GIVEN DATA =>

☆ ☆ ☆

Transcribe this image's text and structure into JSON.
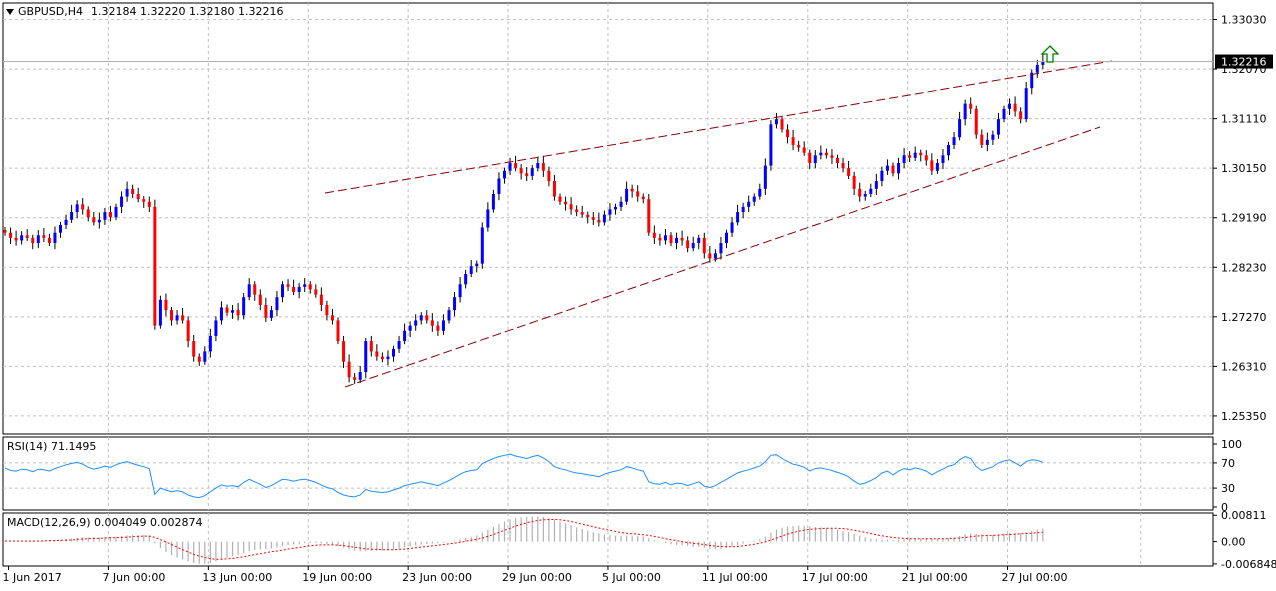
{
  "header": {
    "symbol": "GBPUSD,H4",
    "ohlc": "1.32184 1.32220 1.32180 1.32216"
  },
  "colors": {
    "bull": "#0000ff",
    "bear": "#ff0000",
    "wick": "#000000",
    "grid": "#c0c0c0",
    "trendline": "#8b0000",
    "rsi_line": "#1e90ff",
    "macd_hist": "#b0b0b0",
    "macd_signal": "#ff0000",
    "arrow": "#008000",
    "price_tag_bg": "#000000",
    "price_tag_fg": "#ffffff"
  },
  "icons": {
    "symbol_menu": "triangle-down-icon",
    "signal": "up-arrow-icon"
  },
  "chart_data": [
    {
      "type": "candlestick",
      "title": "GBPUSD,H4",
      "y_ticks": [
        "1.33030",
        "1.32070",
        "1.31110",
        "1.30150",
        "1.29190",
        "1.28230",
        "1.27270",
        "1.26310",
        "1.25350"
      ],
      "ylim": [
        1.25,
        1.3335
      ],
      "last_price": "1.32216",
      "x_labels": [
        "1 Jun 2017",
        "7 Jun 00:00",
        "13 Jun 00:00",
        "19 Jun 00:00",
        "23 Jun 00:00",
        "29 Jun 00:00",
        "5 Jul 00:00",
        "11 Jul 00:00",
        "17 Jul 00:00",
        "21 Jul 00:00",
        "27 Jul 00:00"
      ],
      "close": [
        1.289,
        1.288,
        1.2875,
        1.2885,
        1.288,
        1.287,
        1.2885,
        1.288,
        1.287,
        1.289,
        1.2905,
        1.2915,
        1.293,
        1.2945,
        1.2935,
        1.292,
        1.291,
        1.2915,
        1.293,
        1.292,
        1.294,
        1.296,
        1.2975,
        1.2965,
        1.2955,
        1.295,
        1.294,
        1.271,
        1.276,
        1.274,
        1.272,
        1.273,
        1.272,
        1.268,
        1.265,
        1.264,
        1.266,
        1.269,
        1.272,
        1.2745,
        1.2735,
        1.274,
        1.273,
        1.2765,
        1.279,
        1.277,
        1.275,
        1.2725,
        1.274,
        1.2765,
        1.279,
        1.2785,
        1.2775,
        1.2785,
        1.279,
        1.278,
        1.277,
        1.275,
        1.273,
        1.272,
        1.268,
        1.264,
        1.261,
        1.2605,
        1.262,
        1.268,
        1.266,
        1.265,
        1.2645,
        1.265,
        1.2665,
        1.268,
        1.27,
        1.271,
        1.272,
        1.273,
        1.272,
        1.271,
        1.27,
        1.272,
        1.274,
        1.2765,
        1.279,
        1.281,
        1.2825,
        1.283,
        1.29,
        1.2935,
        1.2965,
        1.2995,
        1.301,
        1.3025,
        1.3015,
        1.3005,
        1.3,
        1.3015,
        1.3025,
        1.301,
        1.299,
        1.296,
        1.295,
        1.2945,
        1.2935,
        1.293,
        1.2925,
        1.292,
        1.2915,
        1.291,
        1.2925,
        1.2935,
        1.294,
        1.295,
        1.2975,
        1.297,
        1.296,
        1.2955,
        1.289,
        1.288,
        1.2875,
        1.2885,
        1.287,
        1.288,
        1.2875,
        1.286,
        1.287,
        1.288,
        1.285,
        1.284,
        1.285,
        1.287,
        1.289,
        1.291,
        1.293,
        1.294,
        1.295,
        1.296,
        1.2975,
        1.302,
        1.31,
        1.311,
        1.309,
        1.3075,
        1.306,
        1.3055,
        1.3045,
        1.3025,
        1.304,
        1.3045,
        1.304,
        1.3035,
        1.3025,
        1.3015,
        1.3,
        1.2975,
        1.296,
        1.2965,
        1.2975,
        1.299,
        1.301,
        1.302,
        1.3005,
        1.3025,
        1.304,
        1.3035,
        1.3045,
        1.304,
        1.303,
        1.301,
        1.3025,
        1.304,
        1.306,
        1.3075,
        1.311,
        1.314,
        1.313,
        1.308,
        1.306,
        1.307,
        1.308,
        1.311,
        1.313,
        1.314,
        1.3125,
        1.311,
        1.317,
        1.32,
        1.3215,
        1.3222
      ]
    },
    {
      "type": "line",
      "title": "RSI(14) 71.1495",
      "y_ticks": [
        "100",
        "70",
        "30",
        "0"
      ],
      "ylim": [
        0,
        100
      ],
      "values": [
        62,
        58,
        57,
        60,
        59,
        56,
        60,
        59,
        57,
        61,
        64,
        67,
        69,
        71,
        68,
        63,
        60,
        62,
        65,
        63,
        67,
        70,
        72,
        69,
        66,
        64,
        61,
        20,
        30,
        27,
        24,
        26,
        24,
        19,
        16,
        15,
        18,
        24,
        30,
        35,
        33,
        34,
        32,
        39,
        44,
        40,
        36,
        31,
        34,
        39,
        44,
        43,
        41,
        43,
        44,
        42,
        39,
        35,
        31,
        29,
        23,
        19,
        17,
        16,
        19,
        28,
        25,
        24,
        23,
        24,
        27,
        30,
        34,
        36,
        38,
        40,
        38,
        36,
        34,
        38,
        42,
        47,
        52,
        56,
        58,
        59,
        69,
        73,
        77,
        80,
        82,
        84,
        81,
        79,
        77,
        80,
        82,
        78,
        72,
        64,
        61,
        59,
        56,
        54,
        53,
        51,
        50,
        48,
        52,
        55,
        57,
        59,
        64,
        62,
        59,
        57,
        40,
        37,
        36,
        39,
        35,
        38,
        37,
        34,
        37,
        40,
        33,
        31,
        34,
        39,
        44,
        49,
        54,
        57,
        59,
        62,
        65,
        72,
        82,
        83,
        77,
        72,
        68,
        66,
        63,
        57,
        61,
        62,
        60,
        58,
        55,
        52,
        48,
        41,
        36,
        38,
        42,
        47,
        54,
        57,
        51,
        57,
        61,
        59,
        62,
        60,
        57,
        51,
        56,
        60,
        65,
        67,
        75,
        80,
        77,
        64,
        58,
        61,
        64,
        70,
        73,
        75,
        70,
        65,
        72,
        75,
        74,
        71
      ]
    },
    {
      "type": "bar",
      "title": "MACD(12,26,9) 0.004049 0.002874",
      "y_ticks": [
        "0.00811",
        "0.00",
        "-0.006848"
      ],
      "ylim": [
        -0.0075,
        0.0088
      ],
      "series": [
        {
          "name": "MACD",
          "values": [
            0.0002,
            0.0001,
            0.0001,
            0.0002,
            0.0002,
            0.0002,
            0.0003,
            0.0003,
            0.0003,
            0.0004,
            0.0006,
            0.0008,
            0.001,
            0.0012,
            0.0013,
            0.0013,
            0.0013,
            0.0013,
            0.0014,
            0.0014,
            0.0015,
            0.0017,
            0.0019,
            0.002,
            0.002,
            0.002,
            0.0019,
            -0.0005,
            -0.002,
            -0.0032,
            -0.0042,
            -0.0049,
            -0.0055,
            -0.0061,
            -0.0066,
            -0.0068,
            -0.0068,
            -0.0066,
            -0.0061,
            -0.0055,
            -0.005,
            -0.0045,
            -0.0041,
            -0.0036,
            -0.003,
            -0.0026,
            -0.0024,
            -0.0023,
            -0.0021,
            -0.0018,
            -0.0014,
            -0.0011,
            -0.0009,
            -0.0007,
            -0.0005,
            -0.0004,
            -0.0004,
            -0.0005,
            -0.0008,
            -0.001,
            -0.0014,
            -0.0019,
            -0.0024,
            -0.0028,
            -0.003,
            -0.0029,
            -0.0028,
            -0.0028,
            -0.0027,
            -0.0026,
            -0.0024,
            -0.0021,
            -0.0018,
            -0.0015,
            -0.0012,
            -0.0009,
            -0.0007,
            -0.0006,
            -0.0005,
            -0.0003,
            0.0,
            0.0003,
            0.0007,
            0.0011,
            0.0015,
            0.0019,
            0.0028,
            0.0036,
            0.0045,
            0.0054,
            0.0062,
            0.0069,
            0.0073,
            0.0075,
            0.0076,
            0.0077,
            0.0077,
            0.0076,
            0.0073,
            0.0068,
            0.0062,
            0.0056,
            0.005,
            0.0044,
            0.0039,
            0.0034,
            0.0029,
            0.0025,
            0.0022,
            0.002,
            0.0018,
            0.0017,
            0.0018,
            0.0018,
            0.0017,
            0.0016,
            0.001,
            0.0004,
            -0.0001,
            -0.0004,
            -0.0008,
            -0.001,
            -0.0012,
            -0.0014,
            -0.0016,
            -0.0016,
            -0.0019,
            -0.0022,
            -0.0023,
            -0.0022,
            -0.0019,
            -0.0015,
            -0.0011,
            -0.0006,
            -0.0002,
            0.0002,
            0.0007,
            0.0015,
            0.0027,
            0.0037,
            0.0043,
            0.0046,
            0.0048,
            0.0049,
            0.0049,
            0.0047,
            0.0045,
            0.0044,
            0.0042,
            0.004,
            0.0037,
            0.0033,
            0.0029,
            0.0024,
            0.0018,
            0.0013,
            0.0009,
            0.0007,
            0.0006,
            0.0006,
            0.0005,
            0.0006,
            0.0007,
            0.0008,
            0.0009,
            0.001,
            0.001,
            0.0009,
            0.0009,
            0.001,
            0.0011,
            0.0013,
            0.0017,
            0.0022,
            0.0025,
            0.0024,
            0.0022,
            0.0021,
            0.0021,
            0.0023,
            0.0025,
            0.0027,
            0.0027,
            0.0026,
            0.0029,
            0.0033,
            0.0037,
            0.004
          ]
        },
        {
          "name": "Signal",
          "values": [
            0.0002,
            0.0002,
            0.0002,
            0.0002,
            0.0002,
            0.0002,
            0.0002,
            0.0002,
            0.0003,
            0.0003,
            0.0004,
            0.0004,
            0.0005,
            0.0007,
            0.0008,
            0.0009,
            0.001,
            0.001,
            0.0011,
            0.0012,
            0.0012,
            0.0013,
            0.0014,
            0.0015,
            0.0016,
            0.0017,
            0.0017,
            0.0013,
            0.0006,
            -0.0001,
            -0.0009,
            -0.0017,
            -0.0025,
            -0.0032,
            -0.0039,
            -0.0045,
            -0.0049,
            -0.0053,
            -0.0054,
            -0.0054,
            -0.0053,
            -0.0052,
            -0.0049,
            -0.0047,
            -0.0043,
            -0.004,
            -0.0037,
            -0.0034,
            -0.0031,
            -0.0029,
            -0.0026,
            -0.0023,
            -0.002,
            -0.0018,
            -0.0015,
            -0.0013,
            -0.0011,
            -0.001,
            -0.001,
            -0.001,
            -0.0011,
            -0.0012,
            -0.0015,
            -0.0017,
            -0.002,
            -0.0022,
            -0.0023,
            -0.0024,
            -0.0025,
            -0.0025,
            -0.0025,
            -0.0024,
            -0.0023,
            -0.0021,
            -0.0019,
            -0.0017,
            -0.0015,
            -0.0013,
            -0.0011,
            -0.0009,
            -0.0007,
            -0.0005,
            -0.0002,
            0.0001,
            0.0004,
            0.0007,
            0.0011,
            0.0016,
            0.0022,
            0.0028,
            0.0035,
            0.0041,
            0.0048,
            0.0053,
            0.0058,
            0.0062,
            0.0065,
            0.0067,
            0.0068,
            0.0068,
            0.0067,
            0.0065,
            0.0062,
            0.0058,
            0.0054,
            0.005,
            0.0046,
            0.0042,
            0.0038,
            0.0035,
            0.0031,
            0.0028,
            0.0026,
            0.0024,
            0.0023,
            0.0021,
            0.0019,
            0.0016,
            0.0013,
            0.0009,
            0.0006,
            0.0003,
            0.0,
            -0.0003,
            -0.0005,
            -0.0007,
            -0.0009,
            -0.0012,
            -0.0014,
            -0.0015,
            -0.0016,
            -0.0016,
            -0.0015,
            -0.0013,
            -0.0011,
            -0.0008,
            -0.0005,
            -0.0001,
            0.0005,
            0.0011,
            0.0017,
            0.0023,
            0.0028,
            0.0032,
            0.0035,
            0.0038,
            0.0039,
            0.004,
            0.0041,
            0.0041,
            0.0041,
            0.004,
            0.0038,
            0.0035,
            0.0032,
            0.0028,
            0.0025,
            0.0021,
            0.0018,
            0.0015,
            0.0013,
            0.0011,
            0.001,
            0.0009,
            0.0009,
            0.0009,
            0.0009,
            0.0009,
            0.0009,
            0.0009,
            0.0009,
            0.001,
            0.0011,
            0.0013,
            0.0015,
            0.0017,
            0.0018,
            0.0019,
            0.0019,
            0.002,
            0.0021,
            0.0022,
            0.0023,
            0.0024,
            0.0025,
            0.0026,
            0.0027,
            0.0029
          ]
        }
      ]
    }
  ]
}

☆ ☆ ☆

REQUIRED TASK =>
Please list every line of the records that contains "type".

SOLUTION TO THIS EXERCISE =>
      "type": "candlestick",
      "type": "line",
      "type": "bar",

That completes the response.